### What the exercise asks
Print, exactly and completely, every entry in the data.

══ Supplied records ══

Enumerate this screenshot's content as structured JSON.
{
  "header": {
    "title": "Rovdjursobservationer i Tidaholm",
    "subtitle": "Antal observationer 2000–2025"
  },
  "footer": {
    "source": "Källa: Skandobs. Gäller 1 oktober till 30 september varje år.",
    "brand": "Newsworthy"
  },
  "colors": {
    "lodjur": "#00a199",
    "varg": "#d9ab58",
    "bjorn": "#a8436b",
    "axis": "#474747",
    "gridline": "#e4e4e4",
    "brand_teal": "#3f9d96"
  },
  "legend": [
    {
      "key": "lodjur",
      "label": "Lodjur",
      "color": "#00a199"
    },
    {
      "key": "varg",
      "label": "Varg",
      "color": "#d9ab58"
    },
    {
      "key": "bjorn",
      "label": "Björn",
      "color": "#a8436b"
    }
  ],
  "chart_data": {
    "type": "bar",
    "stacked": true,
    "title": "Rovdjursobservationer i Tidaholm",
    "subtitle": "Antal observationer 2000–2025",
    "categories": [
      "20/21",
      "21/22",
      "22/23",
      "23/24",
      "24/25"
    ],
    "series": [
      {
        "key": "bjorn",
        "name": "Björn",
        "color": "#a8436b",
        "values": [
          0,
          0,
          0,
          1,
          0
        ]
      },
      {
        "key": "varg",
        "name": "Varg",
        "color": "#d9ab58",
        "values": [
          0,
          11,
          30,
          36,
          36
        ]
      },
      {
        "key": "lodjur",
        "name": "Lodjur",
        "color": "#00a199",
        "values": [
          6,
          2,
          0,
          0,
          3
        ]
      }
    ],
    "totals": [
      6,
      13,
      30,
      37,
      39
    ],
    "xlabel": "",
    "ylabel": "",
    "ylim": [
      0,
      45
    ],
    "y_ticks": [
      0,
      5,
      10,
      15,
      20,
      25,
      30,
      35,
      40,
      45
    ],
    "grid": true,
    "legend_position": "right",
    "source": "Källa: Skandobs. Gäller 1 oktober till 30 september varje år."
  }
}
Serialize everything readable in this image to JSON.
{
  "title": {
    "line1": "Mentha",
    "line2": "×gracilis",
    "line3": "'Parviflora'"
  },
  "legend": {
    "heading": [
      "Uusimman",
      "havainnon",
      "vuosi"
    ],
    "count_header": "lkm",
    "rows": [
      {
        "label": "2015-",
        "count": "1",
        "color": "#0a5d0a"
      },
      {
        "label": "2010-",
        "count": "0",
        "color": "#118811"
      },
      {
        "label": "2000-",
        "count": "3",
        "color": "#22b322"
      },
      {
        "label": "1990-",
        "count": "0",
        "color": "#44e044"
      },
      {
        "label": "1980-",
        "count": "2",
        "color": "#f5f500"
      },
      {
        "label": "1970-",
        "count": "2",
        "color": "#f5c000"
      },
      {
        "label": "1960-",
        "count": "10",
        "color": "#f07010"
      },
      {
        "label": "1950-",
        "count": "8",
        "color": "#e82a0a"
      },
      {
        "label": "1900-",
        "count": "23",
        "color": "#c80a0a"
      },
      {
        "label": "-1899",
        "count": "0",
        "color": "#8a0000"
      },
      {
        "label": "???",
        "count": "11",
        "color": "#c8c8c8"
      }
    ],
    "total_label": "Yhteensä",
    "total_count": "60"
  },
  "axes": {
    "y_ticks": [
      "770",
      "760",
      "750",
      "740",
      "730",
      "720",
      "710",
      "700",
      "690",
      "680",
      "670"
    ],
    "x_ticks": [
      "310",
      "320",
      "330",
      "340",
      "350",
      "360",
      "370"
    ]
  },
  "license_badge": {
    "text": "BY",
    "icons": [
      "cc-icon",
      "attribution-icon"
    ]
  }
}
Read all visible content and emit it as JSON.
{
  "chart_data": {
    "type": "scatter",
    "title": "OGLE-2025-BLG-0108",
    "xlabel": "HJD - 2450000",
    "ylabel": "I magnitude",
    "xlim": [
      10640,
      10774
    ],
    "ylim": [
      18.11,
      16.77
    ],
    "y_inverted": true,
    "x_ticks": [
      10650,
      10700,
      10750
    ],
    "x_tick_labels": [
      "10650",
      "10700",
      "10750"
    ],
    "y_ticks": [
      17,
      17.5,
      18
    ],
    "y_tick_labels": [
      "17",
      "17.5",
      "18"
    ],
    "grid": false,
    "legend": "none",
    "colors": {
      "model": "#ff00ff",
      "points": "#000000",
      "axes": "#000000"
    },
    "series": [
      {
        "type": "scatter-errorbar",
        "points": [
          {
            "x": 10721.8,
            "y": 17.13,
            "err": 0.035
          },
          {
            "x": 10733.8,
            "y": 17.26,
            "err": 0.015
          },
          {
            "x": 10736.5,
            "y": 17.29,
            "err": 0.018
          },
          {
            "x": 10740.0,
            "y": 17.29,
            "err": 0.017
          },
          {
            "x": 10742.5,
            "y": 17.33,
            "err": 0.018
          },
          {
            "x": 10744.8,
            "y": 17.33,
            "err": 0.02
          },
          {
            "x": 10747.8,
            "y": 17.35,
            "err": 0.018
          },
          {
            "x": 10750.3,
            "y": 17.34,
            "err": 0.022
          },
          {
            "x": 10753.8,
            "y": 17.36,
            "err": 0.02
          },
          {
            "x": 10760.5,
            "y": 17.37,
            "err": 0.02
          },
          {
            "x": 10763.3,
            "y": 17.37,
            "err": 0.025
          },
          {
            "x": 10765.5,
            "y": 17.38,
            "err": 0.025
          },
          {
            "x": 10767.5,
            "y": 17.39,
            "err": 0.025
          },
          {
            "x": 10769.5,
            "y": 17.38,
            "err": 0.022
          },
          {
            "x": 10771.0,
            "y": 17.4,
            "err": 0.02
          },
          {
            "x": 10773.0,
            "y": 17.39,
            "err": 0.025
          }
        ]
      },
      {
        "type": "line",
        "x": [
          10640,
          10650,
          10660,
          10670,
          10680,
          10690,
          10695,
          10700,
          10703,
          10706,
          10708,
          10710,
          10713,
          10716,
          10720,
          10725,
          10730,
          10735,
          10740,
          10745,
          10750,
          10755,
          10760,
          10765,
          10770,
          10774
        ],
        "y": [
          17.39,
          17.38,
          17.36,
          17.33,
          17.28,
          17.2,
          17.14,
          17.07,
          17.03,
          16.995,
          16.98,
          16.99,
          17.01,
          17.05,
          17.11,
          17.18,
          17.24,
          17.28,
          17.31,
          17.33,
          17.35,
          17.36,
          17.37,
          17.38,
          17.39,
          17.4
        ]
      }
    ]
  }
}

═══

### Result for this task
Enumerate this screenshot's content as structured JSON.
{
  "header": {
    "title": "Rovdjursobservationer i Tidaholm",
    "subtitle": "Antal observationer 2000–2025"
  },
  "footer": {
    "source": "Källa: Skandobs. Gäller 1 oktober till 30 september varje år.",
    "brand": "Newsworthy"
  },
  "colors": {
    "lodjur": "#00a199",
    "varg": "#d9ab58",
    "bjorn": "#a8436b",
    "axis": "#474747",
    "gridline": "#e4e4e4",
    "brand_teal": "#3f9d96"
  },
  "legend": [
    {
      "key": "lodjur",
      "label": "Lodjur",
      "color": "#00a199"
    },
    {
      "key": "varg",
      "label": "Varg",
      "color": "#d9ab58"
    },
    {
      "key": "bjorn",
      "label": "Björn",
      "color": "#a8436b"
    }
  ],
  "chart_data": {
    "type": "bar",
    "stacked": true,
    "title": "Rovdjursobservationer i Tidaholm",
    "subtitle": "Antal observationer 2000–2025",
    "categories": [
      "20/21",
      "21/22",
      "22/23",
      "23/24",
      "24/25"
    ],
    "series": [
      {
        "key": "bjorn",
        "name": "Björn",
        "color": "#a8436b",
        "values": [
          0,
          0,
          0,
          1,
          0
        ]
      },
      {
        "key": "varg",
        "name": "Varg",
        "color": "#d9ab58",
        "values": [
          0,
          11,
          30,
          36,
          36
        ]
      },
      {
        "key": "lodjur",
        "name": "Lodjur",
        "color": "#00a199",
        "values": [
          6,
          2,
          0,
          0,
          3
        ]
      }
    ],
    "totals": [
      6,
      13,
      30,
      37,
      39
    ],
    "xlabel": "",
    "ylabel": "",
    "ylim": [
      0,
      45
    ],
    "y_ticks": [
      0,
      5,
      10,
      15,
      20,
      25,
      30,
      35,
      40,
      45
    ],
    "grid": true,
    "legend_position": "right",
    "source": "Källa: Skandobs. Gäller 1 oktober till 30 september varje år."
  }
}
Serialize everything readable in this image to JSON.
{
  "title": {
    "line1": "Mentha",
    "line2": "×gracilis",
    "line3": "'Parviflora'"
  },
  "legend": {
    "heading": [
      "Uusimman",
      "havainnon",
      "vuosi"
    ],
    "count_header": "lkm",
    "rows": [
      {
        "label": "2015-",
        "count": "1",
        "color": "#0a5d0a"
      },
      {
        "label": "2010-",
        "count": "0",
        "color": "#118811"
      },
      {
        "label": "2000-",
        "count": "3",
        "color": "#22b322"
      },
      {
        "label": "1990-",
        "count": "0",
        "color": "#44e044"
      },
      {
        "label": "1980-",
        "count": "2",
        "color": "#f5f500"
      },
      {
        "label": "1970-",
        "count": "2",
        "color": "#f5c000"
      },
      {
        "label": "1960-",
        "count": "10",
        "color": "#f07010"
      },
      {
        "label": "1950-",
        "count": "8",
        "color": "#e82a0a"
      },
      {
        "label": "1900-",
        "count": "23",
        "color": "#c80a0a"
      },
      {
        "label": "-1899",
        "count": "0",
        "color": "#8a0000"
      },
      {
        "label": "???",
        "count": "11",
        "color": "#c8c8c8"
      }
    ],
    "total_label": "Yhteensä",
    "total_count": "60"
  },
  "axes": {
    "y_ticks": [
      "770",
      "760",
      "750",
      "740",
      "730",
      "720",
      "710",
      "700",
      "690",
      "680",
      "670"
    ],
    "x_ticks": [
      "310",
      "320",
      "330",
      "340",
      "350",
      "360",
      "370"
    ]
  },
  "license_badge": {
    "text": "BY",
    "icons": [
      "cc-icon",
      "attribution-icon"
    ]
  }
}
Read all visible content and emit it as JSON.
{
  "chart_data": {
    "type": "scatter",
    "title": "OGLE-2025-BLG-0108",
    "xlabel": "HJD - 2450000",
    "ylabel": "I magnitude",
    "xlim": [
      10640,
      10774
    ],
    "ylim": [
      18.11,
      16.77
    ],
    "y_inverted": true,
    "x_ticks": [
      10650,
      10700,
      10750
    ],
    "x_tick_labels": [
      "10650",
      "10700",
      "10750"
    ],
    "y_ticks": [
      17,
      17.5,
      18
    ],
    "y_tick_labels": [
      "17",
      "17.5",
      "18"
    ],
    "grid": false,
    "legend": "none",
    "colors": {
      "model": "#ff00ff",
      "points": "#000000",
      "axes": "#000000"
    },
    "series": [
      {
        "type": "scatter-errorbar",
        "points": [
          {
            "x": 10721.8,
            "y": 17.13,
            "err": 0.035
          },
          {
            "x": 10733.8,
            "y": 17.26,
            "err": 0.015
          },
          {
            "x": 10736.5,
            "y": 17.29,
            "err": 0.018
          },
          {
            "x": 10740.0,
            "y": 17.29,
            "err": 0.017
          },
          {
            "x": 10742.5,
            "y": 17.33,
            "err": 0.018
          },
          {
            "x": 10744.8,
            "y": 17.33,
            "err": 0.02
          },
          {
            "x": 10747.8,
            "y": 17.35,
            "err": 0.018
          },
          {
            "x": 10750.3,
            "y": 17.34,
            "err": 0.022
          },
          {
            "x": 10753.8,
            "y": 17.36,
            "err": 0.02
          },
          {
            "x": 10760.5,
            "y": 17.37,
            "err": 0.02
          },
          {
            "x": 10763.3,
            "y": 17.37,
            "err": 0.025
          },
          {
            "x": 10765.5,
            "y": 17.38,
            "err": 0.025
          },
          {
            "x": 10767.5,
            "y": 17.39,
            "err": 0.025
          },
          {
            "x": 10769.5,
            "y": 17.38,
            "err": 0.022
          },
          {
            "x": 10771.0,
            "y": 17.4,
            "err": 0.02
          },
          {
            "x": 10773.0,
            "y": 17.39,
            "err": 0.025
          }
        ]
      },
      {
        "type": "line",
        "x": [
          10640,
          10650,
          10660,
          10670,
          10680,
          10690,
          10695,
          10700,
          10703,
          10706,
          10708,
          10710,
          10713,
          10716,
          10720,
          10725,
          10730,
          10735,
          10740,
          10745,
          10750,
          10755,
          10760,
          10765,
          10770,
          10774
        ],
        "y": [
          17.39,
          17.38,
          17.36,
          17.33,
          17.28,
          17.2,
          17.14,
          17.07,
          17.03,
          16.995,
          16.98,
          16.99,
          17.01,
          17.05,
          17.11,
          17.18,
          17.24,
          17.28,
          17.31,
          17.33,
          17.35,
          17.36,
          17.37,
          17.38,
          17.39,
          17.4
        ]
      }
    ]
  }
}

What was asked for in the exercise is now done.